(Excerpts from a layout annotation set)
= = =

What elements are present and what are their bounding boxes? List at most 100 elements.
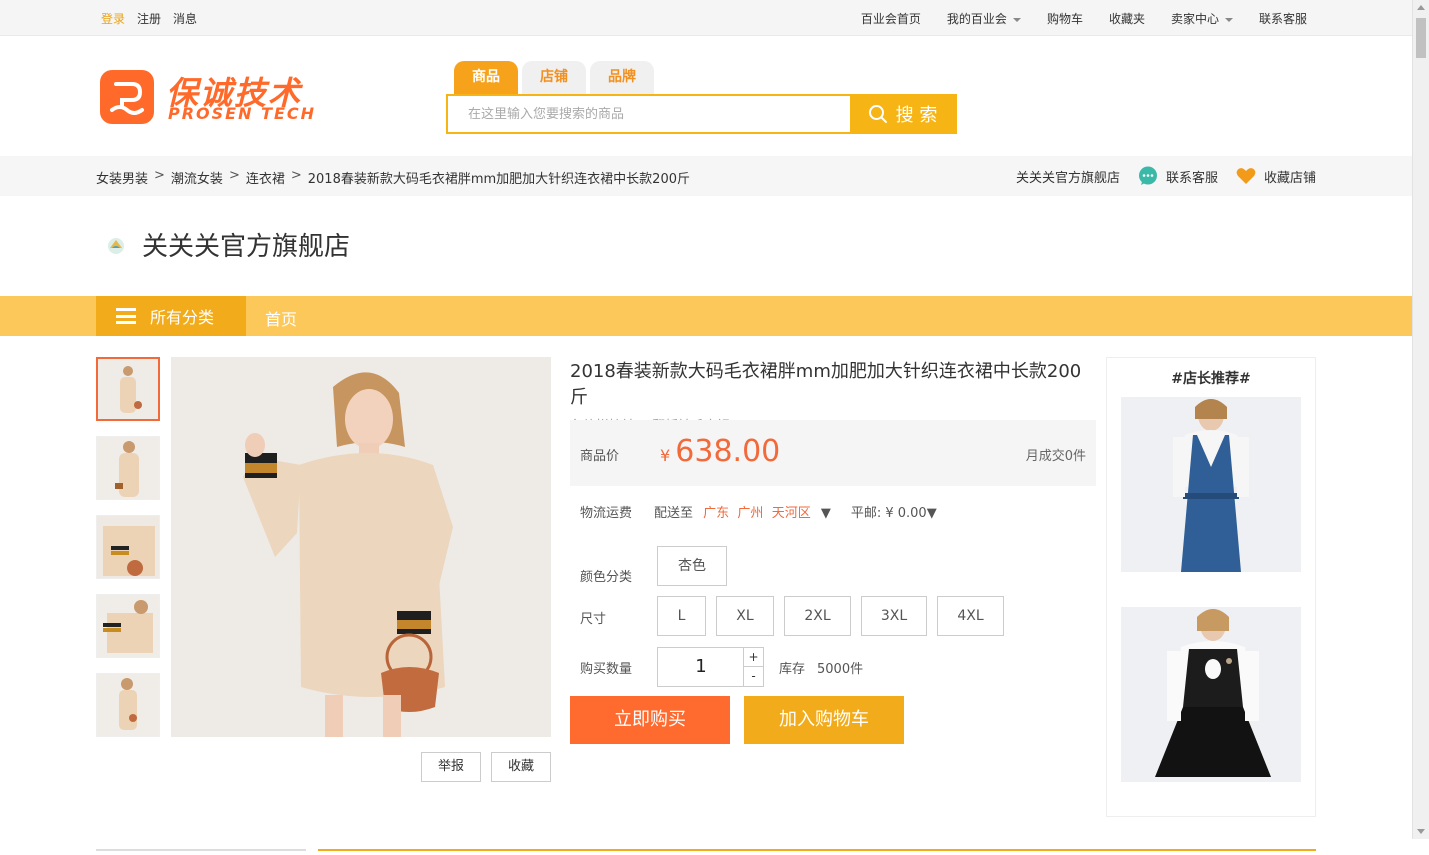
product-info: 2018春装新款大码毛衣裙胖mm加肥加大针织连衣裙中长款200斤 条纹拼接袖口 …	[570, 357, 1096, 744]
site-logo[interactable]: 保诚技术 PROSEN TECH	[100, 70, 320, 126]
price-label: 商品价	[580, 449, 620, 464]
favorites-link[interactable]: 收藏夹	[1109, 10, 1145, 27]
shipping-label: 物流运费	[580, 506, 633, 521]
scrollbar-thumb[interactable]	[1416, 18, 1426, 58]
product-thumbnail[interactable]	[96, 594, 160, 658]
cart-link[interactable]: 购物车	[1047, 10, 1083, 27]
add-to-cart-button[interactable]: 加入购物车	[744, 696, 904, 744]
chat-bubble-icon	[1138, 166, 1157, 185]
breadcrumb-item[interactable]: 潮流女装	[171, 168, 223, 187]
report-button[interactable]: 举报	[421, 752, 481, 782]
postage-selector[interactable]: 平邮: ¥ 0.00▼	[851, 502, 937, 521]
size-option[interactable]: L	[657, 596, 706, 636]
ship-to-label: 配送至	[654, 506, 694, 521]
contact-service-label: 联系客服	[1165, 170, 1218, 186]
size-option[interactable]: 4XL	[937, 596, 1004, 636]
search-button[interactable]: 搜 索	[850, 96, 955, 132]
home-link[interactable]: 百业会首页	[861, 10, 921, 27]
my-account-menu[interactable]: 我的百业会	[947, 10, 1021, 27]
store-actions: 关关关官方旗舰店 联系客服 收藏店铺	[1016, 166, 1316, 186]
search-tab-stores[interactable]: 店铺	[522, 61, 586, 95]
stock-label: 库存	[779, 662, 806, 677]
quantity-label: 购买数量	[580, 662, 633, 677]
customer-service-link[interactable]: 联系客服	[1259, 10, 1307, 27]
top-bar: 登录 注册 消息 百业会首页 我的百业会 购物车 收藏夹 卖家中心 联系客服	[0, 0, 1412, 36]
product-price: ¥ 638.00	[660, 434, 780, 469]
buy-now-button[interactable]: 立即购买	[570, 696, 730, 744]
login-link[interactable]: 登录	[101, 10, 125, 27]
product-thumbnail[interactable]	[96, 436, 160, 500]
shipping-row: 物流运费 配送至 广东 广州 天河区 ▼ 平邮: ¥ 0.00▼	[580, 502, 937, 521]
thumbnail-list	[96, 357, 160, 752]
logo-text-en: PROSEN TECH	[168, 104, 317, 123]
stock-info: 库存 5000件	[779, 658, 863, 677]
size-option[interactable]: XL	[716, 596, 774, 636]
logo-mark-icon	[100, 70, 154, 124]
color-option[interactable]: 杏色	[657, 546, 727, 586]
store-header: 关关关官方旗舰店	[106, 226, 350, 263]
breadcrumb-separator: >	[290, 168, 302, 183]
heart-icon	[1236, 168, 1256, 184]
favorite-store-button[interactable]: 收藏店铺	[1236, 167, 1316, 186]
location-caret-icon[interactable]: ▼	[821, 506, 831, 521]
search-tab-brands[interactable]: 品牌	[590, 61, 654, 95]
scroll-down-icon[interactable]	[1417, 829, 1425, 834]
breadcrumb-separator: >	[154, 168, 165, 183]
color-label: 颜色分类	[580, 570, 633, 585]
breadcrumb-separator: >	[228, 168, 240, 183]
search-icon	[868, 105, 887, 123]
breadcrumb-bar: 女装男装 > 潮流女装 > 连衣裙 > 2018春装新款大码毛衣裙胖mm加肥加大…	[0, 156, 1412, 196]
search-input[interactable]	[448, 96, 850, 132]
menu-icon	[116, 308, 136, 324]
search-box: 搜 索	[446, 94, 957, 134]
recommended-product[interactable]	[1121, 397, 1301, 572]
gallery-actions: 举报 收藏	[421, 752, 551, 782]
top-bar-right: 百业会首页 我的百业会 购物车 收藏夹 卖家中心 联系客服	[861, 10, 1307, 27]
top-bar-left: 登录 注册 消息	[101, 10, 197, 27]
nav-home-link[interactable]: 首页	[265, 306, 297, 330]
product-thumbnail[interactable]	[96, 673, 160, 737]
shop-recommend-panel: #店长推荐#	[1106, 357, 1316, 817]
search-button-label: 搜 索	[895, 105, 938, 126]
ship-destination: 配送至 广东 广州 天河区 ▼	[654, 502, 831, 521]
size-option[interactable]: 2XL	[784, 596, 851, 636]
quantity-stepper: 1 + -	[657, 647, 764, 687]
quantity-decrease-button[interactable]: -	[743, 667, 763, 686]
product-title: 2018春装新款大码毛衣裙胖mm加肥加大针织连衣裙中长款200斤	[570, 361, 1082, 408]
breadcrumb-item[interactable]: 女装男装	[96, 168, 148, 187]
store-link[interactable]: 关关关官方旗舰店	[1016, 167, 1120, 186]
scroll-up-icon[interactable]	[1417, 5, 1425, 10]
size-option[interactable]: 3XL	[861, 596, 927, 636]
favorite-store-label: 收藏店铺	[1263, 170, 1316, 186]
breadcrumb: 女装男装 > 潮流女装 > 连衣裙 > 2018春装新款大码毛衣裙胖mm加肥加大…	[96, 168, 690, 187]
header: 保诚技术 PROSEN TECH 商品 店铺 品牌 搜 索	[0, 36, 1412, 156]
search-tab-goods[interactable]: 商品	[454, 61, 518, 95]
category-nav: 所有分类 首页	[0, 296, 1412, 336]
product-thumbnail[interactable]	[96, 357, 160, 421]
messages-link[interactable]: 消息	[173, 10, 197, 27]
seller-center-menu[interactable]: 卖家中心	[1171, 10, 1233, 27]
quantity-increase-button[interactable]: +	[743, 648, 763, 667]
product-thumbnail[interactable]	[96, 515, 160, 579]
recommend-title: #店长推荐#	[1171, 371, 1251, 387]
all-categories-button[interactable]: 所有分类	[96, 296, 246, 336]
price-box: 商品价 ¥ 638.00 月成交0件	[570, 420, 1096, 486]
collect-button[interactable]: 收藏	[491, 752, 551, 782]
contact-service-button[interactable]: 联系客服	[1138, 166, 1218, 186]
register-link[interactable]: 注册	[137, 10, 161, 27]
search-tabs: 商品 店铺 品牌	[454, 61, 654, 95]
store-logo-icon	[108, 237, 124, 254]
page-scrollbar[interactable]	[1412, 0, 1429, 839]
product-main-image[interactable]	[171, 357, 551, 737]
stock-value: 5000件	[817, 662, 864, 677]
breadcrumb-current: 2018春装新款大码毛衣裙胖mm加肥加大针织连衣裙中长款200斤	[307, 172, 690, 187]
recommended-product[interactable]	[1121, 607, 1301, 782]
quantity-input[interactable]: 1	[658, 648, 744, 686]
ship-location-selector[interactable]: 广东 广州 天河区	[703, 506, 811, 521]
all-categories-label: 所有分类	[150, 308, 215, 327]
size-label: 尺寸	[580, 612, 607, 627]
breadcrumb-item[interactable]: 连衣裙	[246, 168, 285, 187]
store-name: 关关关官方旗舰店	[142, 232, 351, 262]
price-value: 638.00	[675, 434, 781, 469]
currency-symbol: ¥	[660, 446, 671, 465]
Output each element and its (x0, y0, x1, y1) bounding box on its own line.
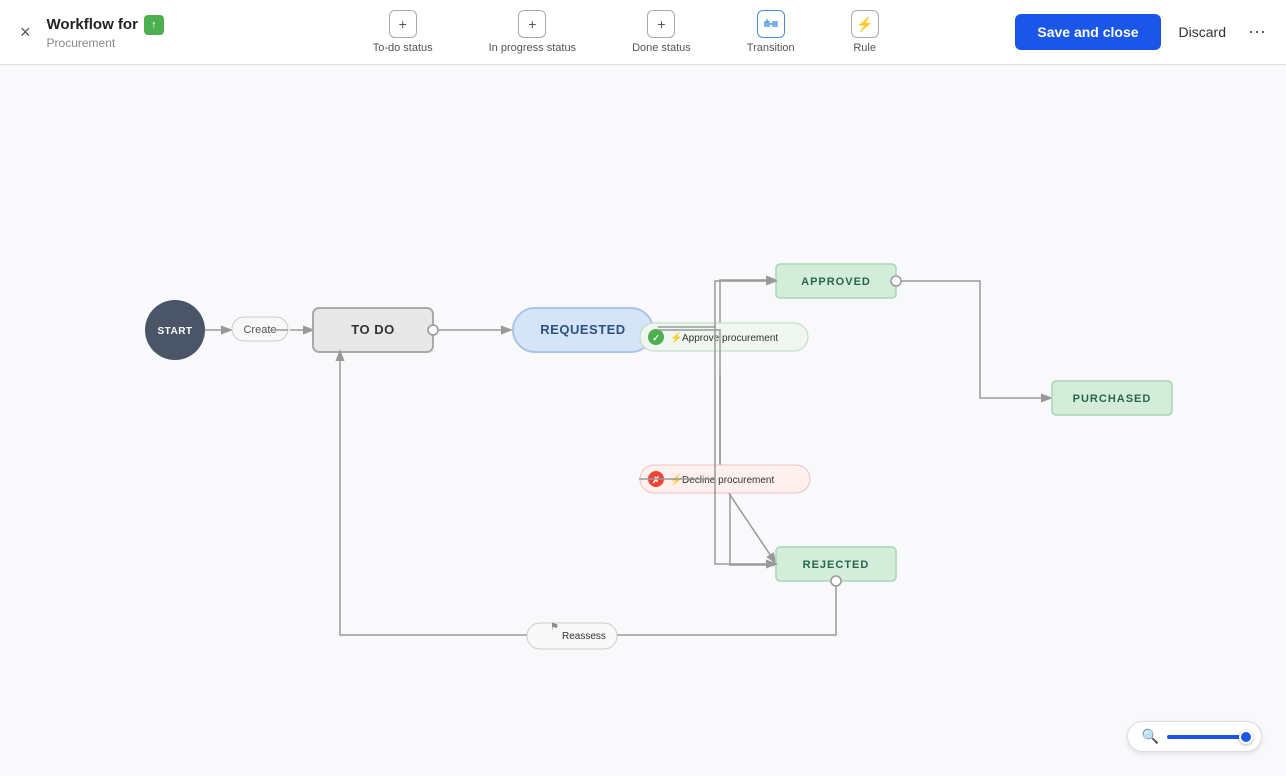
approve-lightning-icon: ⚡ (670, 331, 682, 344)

= = =

### Task details
Rewrite every line of the items above as a JSON list of strings, one string per line, skipping blank lines and leaving out the pictures.

### Answer below
[
  "What elements are present and what are their bounding boxes? List at most 100 elements.",
  "product-info: 2018春装新款大码毛衣裙胖mm加肥加大针织连衣裙中长款200斤 条纹拼接袖口 …\t[570, 357, 1096, 744]",
  "site-logo[interactable]: 保诚技术 PROSEN TECH\t[100, 70, 320, 126]",
  "price-label: 商品价\t[580, 449, 620, 464]",
  "favorites-link[interactable]: 收藏夹\t[1109, 10, 1145, 27]",
  "shipping-label: 物流运费\t[580, 506, 633, 521]",
  "scrollbar-thumb[interactable]\t[1416, 18, 1426, 58]",
  "product-thumbnail[interactable]\t[96, 594, 160, 658]",
  "cart-link[interactable]: 购物车\t[1047, 10, 1083, 27]",
  "add-to-cart-button[interactable]: 加入购物车\t[744, 696, 904, 744]",
  "chat-bubble-icon\t[1138, 166, 1157, 185]",
  "breadcrumb-item[interactable]: 潮流女装\t[171, 168, 223, 187]",
  "report-button[interactable]: 举报\t[421, 752, 481, 782]",
  "postage-selector[interactable]: 平邮: ¥ 0.00▼\t[851, 502, 937, 521]",
  "size-option[interactable]: L\t[657, 596, 706, 636]",
  "ship-to-label: 配送至\t[654, 506, 694, 521]",
  "contact-service-label: 联系客服\t[1165, 170, 1218, 186]",
  "size-option[interactable]: 4XL\t[937, 596, 1004, 636]",
  "search-button[interactable]: 搜 索\t[850, 96, 955, 132]",
  "home-link[interactable]: 百业会首页\t[861, 10, 921, 27]",
  "my-account-menu[interactable]: 我的百业会\t[947, 10, 1021, 27]",
  "store-actions: 关关关官方旗舰店 联系客服 收藏店铺\t[1016, 166, 1316, 186]",
  "search-tab-stores[interactable]: 店铺\t[522, 61, 586, 95]",
  "stock-label: 库存\t[779, 662, 806, 677]",
  "quantity-label: 购买数量\t[580, 662, 633, 677]",
  "customer-service-link[interactable]: 联系客服\t[1259, 10, 1307, 27]",
  "top-bar: 登录 注册 消息 百业会首页 我的百业会 购物车 收藏夹 卖家中心 联系客服\t[0, 0, 1412, 36]",
  "product-price: ¥ 638.00\t[660, 434, 780, 469]",
  "buy-now-button[interactable]: 立即购买\t[570, 696, 730, 744]",
  "login-link[interactable]: 登录\t[101, 10, 125, 27]",
  "product-thumbnail[interactable]\t[96, 436, 160, 500]",
  "shipping-row: 物流运费 配送至 广东 广州 天河区 ▼ 平邮: ¥ 0.00▼\t[580, 502, 937, 521]",
  "thumbnail-list\t[96, 357, 160, 752]",
  "logo-text-en: PROSEN TECH\t[168, 104, 317, 123]",
  "stock-info: 库存 5000件\t[779, 658, 863, 677]",
  "size-option[interactable]: XL\t[716, 596, 774, 636]",
  "logo-mark-icon\t[100, 70, 154, 124]",
  "color-option[interactable]: 杏色\t[657, 546, 727, 586]",
  "store-header: 关关关官方旗舰店\t[106, 226, 350, 263]",
  "breadcrumb-separator: >\t[290, 168, 302, 183]",
  "heart-icon\t[1236, 168, 1256, 184]",
  "favorite-store-button[interactable]: 收藏店铺\t[1236, 167, 1316, 186]",
  "location-caret-icon[interactable]: ▼\t[821, 506, 831, 521]",
  "search-tab-brands[interactable]: 品牌\t[590, 61, 654, 95]",
  "scroll-down-icon[interactable]\t[1417, 829, 1425, 834]",
  "breadcrumb-separator: >\t[154, 168, 165, 183]",
  "color-label: 颜色分类\t[580, 570, 633, 585]",
  "breadcrumb-separator: >\t[228, 168, 240, 183]",
  "search-icon\t[868, 105, 887, 123]",
  "breadcrumb-bar: 女装男装 > 潮流女装 > 连衣裙 > 2018春装新款大码毛衣裙胖mm加肥加大…\t[0, 156, 1412, 196]",
  "search-input[interactable]\t[448, 96, 850, 132]",
  "menu-icon\t[116, 308, 136, 324]",
  "search-box: 搜 索\t[446, 94, 957, 134]",
  "recommended-product[interactable]\t[1121, 397, 1301, 572]",
  "gallery-actions: 举报 收藏\t[421, 752, 551, 782]",
  "top-bar-right: 百业会首页 我的百业会 购物车 收藏夹 卖家中心 联系客服\t[861, 10, 1307, 27]",
  "top-bar-left: 登录 注册 消息\t[101, 10, 197, 27]",
  "nav-home-link[interactable]: 首页\t[265, 306, 297, 330]",
  "product-thumbnail[interactable]\t[96, 673, 160, 737]",
  "shop-recommend-panel: #店长推荐#\t[1106, 357, 1316, 817]",
  "search-button-label: 搜 索\t[895, 105, 938, 126]",
  "ship-destination: 配送至 广东 广州 天河区 ▼\t[654, 502, 831, 521]",
  "size-option[interactable]: 2XL\t[784, 596, 851, 636]",
  "quantity-stepper: 1 + -\t[657, 647, 764, 687]",
  "quantity-decrease-button[interactable]: -\t[743, 667, 763, 686]",
  "product-title: 2018春装新款大码毛衣裙胖mm加肥加大针织连衣裙中长款200斤\t[570, 361, 1082, 408]",
  "breadcrumb-item[interactable]: 女装男装\t[96, 168, 148, 187]",
  "store-link[interactable]: 关关关官方旗舰店\t[1016, 167, 1120, 186]",
  "scroll-up-icon[interactable]\t[1417, 5, 1425, 10]",
  "size-option[interactable]: 3XL\t[861, 596, 927, 636]",
  "favorite-store-label: 收藏店铺\t[1263, 170, 1316, 186]",
  "breadcrumb: 女装男装 > 潮流女装 > 连衣裙 > 2018春装新款大码毛衣裙胖mm加肥加大…\t[96, 168, 690, 187]",
  "header: 保诚技术 PROSEN TECH 商品 店铺 品牌 搜 索\t[0, 36, 1412, 156]",
  "search-tab-goods[interactable]: 商品\t[454, 61, 518, 95]",
  "category-nav: 所有分类 首页\t[0, 296, 1412, 336]",
  "product-thumbnail[interactable]\t[96, 357, 160, 421]",
  "messages-link[interactable]: 消息\t[173, 10, 197, 27]",
  "seller-center-menu[interactable]: 卖家中心\t[1171, 10, 1233, 27]",
  "quantity-increase-button[interactable]: +\t[743, 648, 763, 667]",
  "product-thumbnail[interactable]\t[96, 515, 160, 579]",
  "recommend-title: #店长推荐#\t[1171, 371, 1251, 387]",
  "all-categories-button[interactable]: 所有分类\t[96, 296, 246, 336]",
  "price-box: 商品价 ¥ 638.00 月成交0件\t[570, 420, 1096, 486]",
  "collect-button[interactable]: 收藏\t[491, 752, 551, 782]",
  "contact-service-button[interactable]: 联系客服\t[1138, 166, 1218, 186]",
  "register-link[interactable]: 注册\t[137, 10, 161, 27]",
  "search-tabs: 商品 店铺 品牌\t[454, 61, 654, 95]",
  "store-logo-icon\t[108, 237, 124, 254]",
  "page-scrollbar[interactable]\t[1412, 0, 1429, 839]",
  "product-main-image[interactable]\t[171, 357, 551, 737]",
  "stock-value: 5000件\t[817, 662, 864, 677]",
  "breadcrumb-current: 2018春装新款大码毛衣裙胖mm加肥加大针织连衣裙中长款200斤\t[307, 172, 690, 187]",
  "recommended-product[interactable]\t[1121, 607, 1301, 782]",
  "quantity-input[interactable]: 1\t[658, 648, 744, 686]",
  "ship-location-selector[interactable]: 广东 广州 天河区\t[703, 506, 811, 521]",
  "all-categories-label: 所有分类\t[150, 308, 215, 327]",
  "size-label: 尺寸\t[580, 612, 607, 627]",
  "breadcrumb-item[interactable]: 连衣裙\t[246, 168, 285, 187]",
  "store-name: 关关关官方旗舰店\t[142, 232, 351, 262]",
  "price-value: 638.00\t[675, 434, 781, 469]",
  "currency-symbol: ¥\t[660, 446, 671, 465]",
  "Output each element and its (x0, y0, x1, y1) bounding box on its own line.",
  "approve-lightning-icon: ⚡ (670, 331, 682, 344)"
]